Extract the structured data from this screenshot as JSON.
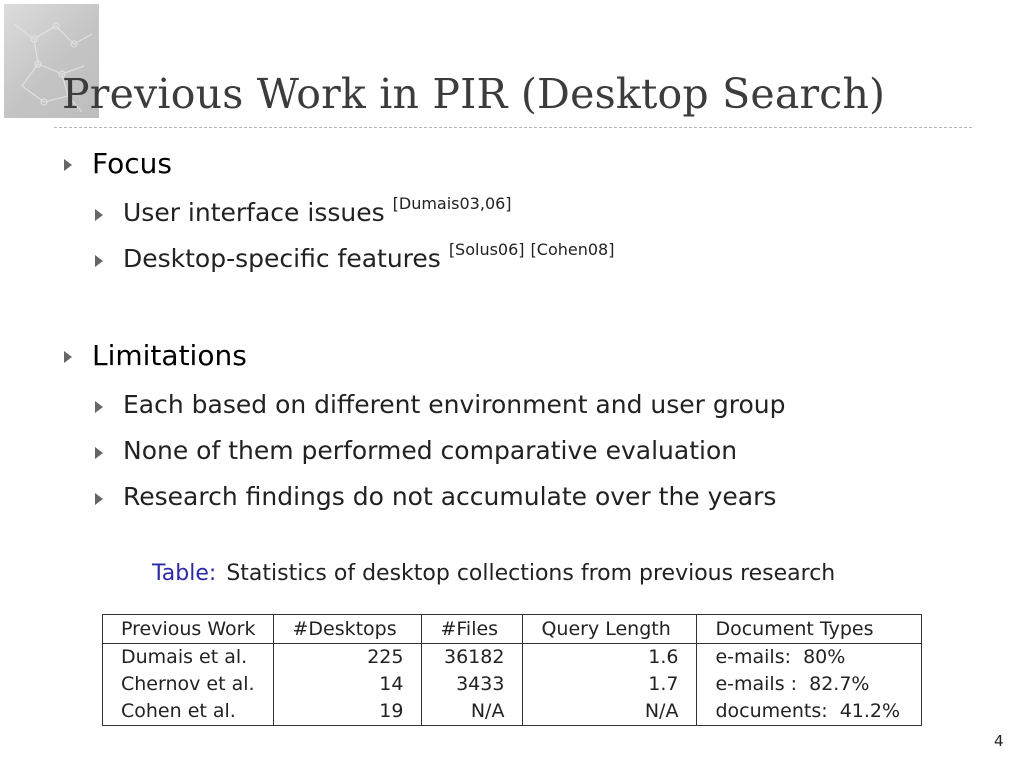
{
  "slide": {
    "title": "Previous Work in PIR (Desktop Search)",
    "page_number": "4"
  },
  "bullets": [
    {
      "label": "Focus",
      "children": [
        {
          "text": "User interface issues",
          "citations": [
            "[Dumais03,06]"
          ]
        },
        {
          "text": "Desktop-specific features",
          "citations": [
            "[Solus06]",
            "[Cohen08]"
          ]
        }
      ]
    },
    {
      "label": "Limitations",
      "children": [
        {
          "text": "Each based on different environment and user group"
        },
        {
          "text": "None of them performed comparative evaluation"
        },
        {
          "text": "Research findings do not accumulate over the years"
        }
      ]
    }
  ],
  "table": {
    "caption_label": "Table:",
    "caption_text": "Statistics of desktop collections from previous research",
    "headers": [
      "Previous Work",
      "#Desktops",
      "#Files",
      "Query Length",
      "Document Types"
    ],
    "rows": [
      [
        "Dumais et al.",
        "225",
        "36182",
        "1.6",
        "e-mails:  80%"
      ],
      [
        "Chernov et al.",
        "14",
        "3433",
        "1.7",
        "e-mails :  82.7%"
      ],
      [
        "Cohen et al.",
        "19",
        "N/A",
        "N/A",
        "documents:  41.2%"
      ]
    ]
  },
  "colors": {
    "title": "#3c3c3c",
    "caption_label": "#2b2ba8",
    "bullet_arrow": "#666666"
  }
}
════════════════════
#### Written instruction:
Transcribe every record above exactly, leaving out the pictures.

#### Expected answer:
Extract the structured data from this screenshot as JSON.
{
  "slide": {
    "title": "Previous Work in PIR (Desktop Search)",
    "page_number": "4"
  },
  "bullets": [
    {
      "label": "Focus",
      "children": [
        {
          "text": "User interface issues",
          "citations": [
            "[Dumais03,06]"
          ]
        },
        {
          "text": "Desktop-specific features",
          "citations": [
            "[Solus06]",
            "[Cohen08]"
          ]
        }
      ]
    },
    {
      "label": "Limitations",
      "children": [
        {
          "text": "Each based on different environment and user group"
        },
        {
          "text": "None of them performed comparative evaluation"
        },
        {
          "text": "Research findings do not accumulate over the years"
        }
      ]
    }
  ],
  "table": {
    "caption_label": "Table:",
    "caption_text": "Statistics of desktop collections from previous research",
    "headers": [
      "Previous Work",
      "#Desktops",
      "#Files",
      "Query Length",
      "Document Types"
    ],
    "rows": [
      [
        "Dumais et al.",
        "225",
        "36182",
        "1.6",
        "e-mails:  80%"
      ],
      [
        "Chernov et al.",
        "14",
        "3433",
        "1.7",
        "e-mails :  82.7%"
      ],
      [
        "Cohen et al.",
        "19",
        "N/A",
        "N/A",
        "documents:  41.2%"
      ]
    ]
  },
  "colors": {
    "title": "#3c3c3c",
    "caption_label": "#2b2ba8",
    "bullet_arrow": "#666666"
  }
}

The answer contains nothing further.